-- start of Raw data --

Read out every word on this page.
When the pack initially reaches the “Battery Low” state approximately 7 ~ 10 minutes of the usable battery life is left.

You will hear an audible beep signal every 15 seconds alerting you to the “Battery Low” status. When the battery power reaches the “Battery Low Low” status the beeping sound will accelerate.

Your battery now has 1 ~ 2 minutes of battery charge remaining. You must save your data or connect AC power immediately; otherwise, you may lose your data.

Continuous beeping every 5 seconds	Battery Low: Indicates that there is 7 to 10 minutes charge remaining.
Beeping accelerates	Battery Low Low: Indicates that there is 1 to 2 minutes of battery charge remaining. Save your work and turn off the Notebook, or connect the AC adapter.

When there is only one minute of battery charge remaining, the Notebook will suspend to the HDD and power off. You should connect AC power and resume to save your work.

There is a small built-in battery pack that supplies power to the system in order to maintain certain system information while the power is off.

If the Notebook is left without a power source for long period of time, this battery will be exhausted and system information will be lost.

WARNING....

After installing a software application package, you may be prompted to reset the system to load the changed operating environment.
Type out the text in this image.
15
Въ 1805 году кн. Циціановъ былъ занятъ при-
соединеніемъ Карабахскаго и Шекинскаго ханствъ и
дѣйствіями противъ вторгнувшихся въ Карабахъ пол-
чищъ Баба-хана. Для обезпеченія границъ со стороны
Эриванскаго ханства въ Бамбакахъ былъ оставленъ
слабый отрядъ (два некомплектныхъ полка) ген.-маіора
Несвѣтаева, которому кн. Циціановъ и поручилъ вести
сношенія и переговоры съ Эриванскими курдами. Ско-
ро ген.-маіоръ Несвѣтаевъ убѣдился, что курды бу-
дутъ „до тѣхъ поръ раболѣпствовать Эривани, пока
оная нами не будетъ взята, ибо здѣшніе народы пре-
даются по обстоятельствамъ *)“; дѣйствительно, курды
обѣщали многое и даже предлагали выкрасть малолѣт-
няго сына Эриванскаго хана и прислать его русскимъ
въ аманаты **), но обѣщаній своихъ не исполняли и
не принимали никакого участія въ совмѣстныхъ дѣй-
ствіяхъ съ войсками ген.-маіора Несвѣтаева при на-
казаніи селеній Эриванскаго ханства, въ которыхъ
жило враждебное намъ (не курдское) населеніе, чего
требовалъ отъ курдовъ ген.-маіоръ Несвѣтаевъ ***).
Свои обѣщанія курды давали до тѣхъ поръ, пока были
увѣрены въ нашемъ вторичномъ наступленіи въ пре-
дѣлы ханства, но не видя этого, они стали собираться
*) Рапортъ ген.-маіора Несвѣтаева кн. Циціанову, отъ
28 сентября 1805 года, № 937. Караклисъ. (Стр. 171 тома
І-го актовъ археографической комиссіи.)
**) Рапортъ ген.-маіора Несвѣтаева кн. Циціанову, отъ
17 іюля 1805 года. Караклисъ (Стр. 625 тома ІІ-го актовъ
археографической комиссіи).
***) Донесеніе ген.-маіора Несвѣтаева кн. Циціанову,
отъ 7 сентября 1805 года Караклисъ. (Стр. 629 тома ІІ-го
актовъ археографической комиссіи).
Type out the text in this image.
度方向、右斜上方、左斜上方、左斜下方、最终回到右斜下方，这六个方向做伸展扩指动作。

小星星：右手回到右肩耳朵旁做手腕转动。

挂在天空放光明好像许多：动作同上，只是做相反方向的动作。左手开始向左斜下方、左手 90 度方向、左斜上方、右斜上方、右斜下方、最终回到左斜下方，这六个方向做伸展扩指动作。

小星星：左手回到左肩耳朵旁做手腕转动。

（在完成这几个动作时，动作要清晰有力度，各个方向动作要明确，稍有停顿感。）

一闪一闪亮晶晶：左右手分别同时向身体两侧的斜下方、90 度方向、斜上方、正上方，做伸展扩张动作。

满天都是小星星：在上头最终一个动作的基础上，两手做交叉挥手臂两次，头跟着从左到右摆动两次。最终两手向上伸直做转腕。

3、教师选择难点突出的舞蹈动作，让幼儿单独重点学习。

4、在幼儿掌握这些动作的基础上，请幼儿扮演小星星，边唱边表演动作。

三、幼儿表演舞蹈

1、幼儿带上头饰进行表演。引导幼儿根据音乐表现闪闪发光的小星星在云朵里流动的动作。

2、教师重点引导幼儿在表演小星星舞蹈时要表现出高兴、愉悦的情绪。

-- end of Raw data --

**Goal of the exercise:** Select all lines with the word "Indicates" from the entries above.

**Worked answer:**
Continuous beeping every 5 seconds	Battery Low: Indicates that there is 7 to 10 minutes charge remaining.
Beeping accelerates	Battery Low Low: Indicates that there is 1 to 2 minutes of battery charge remaining. Save your work and turn off the Notebook, or connect the AC adapter.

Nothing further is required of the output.